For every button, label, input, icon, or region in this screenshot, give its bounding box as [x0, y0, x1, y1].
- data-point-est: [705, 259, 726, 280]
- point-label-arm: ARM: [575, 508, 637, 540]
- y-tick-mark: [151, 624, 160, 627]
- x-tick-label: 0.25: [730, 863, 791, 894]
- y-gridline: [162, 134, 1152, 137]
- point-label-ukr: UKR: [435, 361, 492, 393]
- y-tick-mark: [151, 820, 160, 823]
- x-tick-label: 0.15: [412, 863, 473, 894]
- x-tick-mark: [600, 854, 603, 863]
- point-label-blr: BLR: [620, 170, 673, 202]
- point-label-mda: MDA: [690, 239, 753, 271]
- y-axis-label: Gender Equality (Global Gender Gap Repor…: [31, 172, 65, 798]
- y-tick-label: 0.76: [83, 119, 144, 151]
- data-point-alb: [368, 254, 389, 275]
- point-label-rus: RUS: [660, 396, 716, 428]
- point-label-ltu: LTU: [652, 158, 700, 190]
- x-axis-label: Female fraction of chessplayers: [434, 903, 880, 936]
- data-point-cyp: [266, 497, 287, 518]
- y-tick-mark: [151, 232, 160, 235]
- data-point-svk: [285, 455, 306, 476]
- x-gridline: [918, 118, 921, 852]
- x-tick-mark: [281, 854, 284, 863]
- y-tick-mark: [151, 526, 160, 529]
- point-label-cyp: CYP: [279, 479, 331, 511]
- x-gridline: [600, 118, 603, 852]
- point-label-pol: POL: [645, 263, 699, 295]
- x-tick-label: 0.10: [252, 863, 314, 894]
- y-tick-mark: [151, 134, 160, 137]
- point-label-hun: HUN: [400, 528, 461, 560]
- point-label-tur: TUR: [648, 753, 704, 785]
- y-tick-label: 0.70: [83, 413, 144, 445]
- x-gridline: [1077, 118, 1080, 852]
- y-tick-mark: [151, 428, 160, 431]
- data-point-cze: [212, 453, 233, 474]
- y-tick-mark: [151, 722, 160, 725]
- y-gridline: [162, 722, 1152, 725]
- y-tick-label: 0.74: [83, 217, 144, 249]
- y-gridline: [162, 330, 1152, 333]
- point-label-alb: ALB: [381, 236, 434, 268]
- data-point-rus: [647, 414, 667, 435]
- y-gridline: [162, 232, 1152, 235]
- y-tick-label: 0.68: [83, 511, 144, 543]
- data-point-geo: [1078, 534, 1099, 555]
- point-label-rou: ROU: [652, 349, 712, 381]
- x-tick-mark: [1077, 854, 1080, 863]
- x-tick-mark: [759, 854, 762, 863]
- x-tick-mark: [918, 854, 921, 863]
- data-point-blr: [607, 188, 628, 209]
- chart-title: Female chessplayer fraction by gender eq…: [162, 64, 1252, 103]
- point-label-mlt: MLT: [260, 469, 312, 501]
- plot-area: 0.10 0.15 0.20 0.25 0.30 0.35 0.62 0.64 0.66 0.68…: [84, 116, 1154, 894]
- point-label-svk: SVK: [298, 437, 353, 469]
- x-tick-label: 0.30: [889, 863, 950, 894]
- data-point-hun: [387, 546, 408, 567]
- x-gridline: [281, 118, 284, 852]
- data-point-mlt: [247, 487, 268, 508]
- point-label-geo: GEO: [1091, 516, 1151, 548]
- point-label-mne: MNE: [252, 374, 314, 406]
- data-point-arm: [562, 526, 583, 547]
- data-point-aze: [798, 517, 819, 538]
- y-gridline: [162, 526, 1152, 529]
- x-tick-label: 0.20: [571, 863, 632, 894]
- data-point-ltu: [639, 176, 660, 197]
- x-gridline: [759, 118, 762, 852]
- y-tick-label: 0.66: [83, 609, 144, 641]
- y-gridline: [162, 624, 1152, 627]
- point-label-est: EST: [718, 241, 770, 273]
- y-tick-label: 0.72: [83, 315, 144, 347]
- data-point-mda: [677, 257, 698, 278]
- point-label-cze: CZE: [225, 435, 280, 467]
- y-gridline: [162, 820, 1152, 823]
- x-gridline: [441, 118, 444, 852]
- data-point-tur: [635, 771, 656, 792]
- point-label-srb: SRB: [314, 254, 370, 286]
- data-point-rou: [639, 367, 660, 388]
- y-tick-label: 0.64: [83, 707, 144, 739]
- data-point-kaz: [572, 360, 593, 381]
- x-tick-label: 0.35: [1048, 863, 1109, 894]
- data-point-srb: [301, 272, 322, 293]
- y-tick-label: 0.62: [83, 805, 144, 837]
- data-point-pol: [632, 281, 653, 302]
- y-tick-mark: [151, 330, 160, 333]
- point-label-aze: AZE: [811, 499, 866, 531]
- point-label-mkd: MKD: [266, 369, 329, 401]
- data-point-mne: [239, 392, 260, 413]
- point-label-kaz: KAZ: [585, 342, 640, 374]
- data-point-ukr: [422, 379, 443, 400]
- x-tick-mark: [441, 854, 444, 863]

━━━━

_挑战_
把条目从第一行起，到含有“- y-axis-label: Gender”的那一行为止，一字不差地抄写出来，首尾两行都包括在内。

_练习答案_
For every button, label, input, icon, or region in this screenshot, give its bounding box as [x0, y0, x1, y1].
- data-point-est: [705, 259, 726, 280]
- point-label-arm: ARM: [575, 508, 637, 540]
- y-tick-mark: [151, 624, 160, 627]
- x-tick-label: 0.25: [730, 863, 791, 894]
- y-gridline: [162, 134, 1152, 137]
- point-label-ukr: UKR: [435, 361, 492, 393]
- y-tick-mark: [151, 820, 160, 823]
- x-tick-label: 0.15: [412, 863, 473, 894]
- x-tick-mark: [600, 854, 603, 863]
- point-label-blr: BLR: [620, 170, 673, 202]
- point-label-mda: MDA: [690, 239, 753, 271]
- y-axis-label: Gender Equality (Global Gender Gap Repor…: [31, 172, 65, 798]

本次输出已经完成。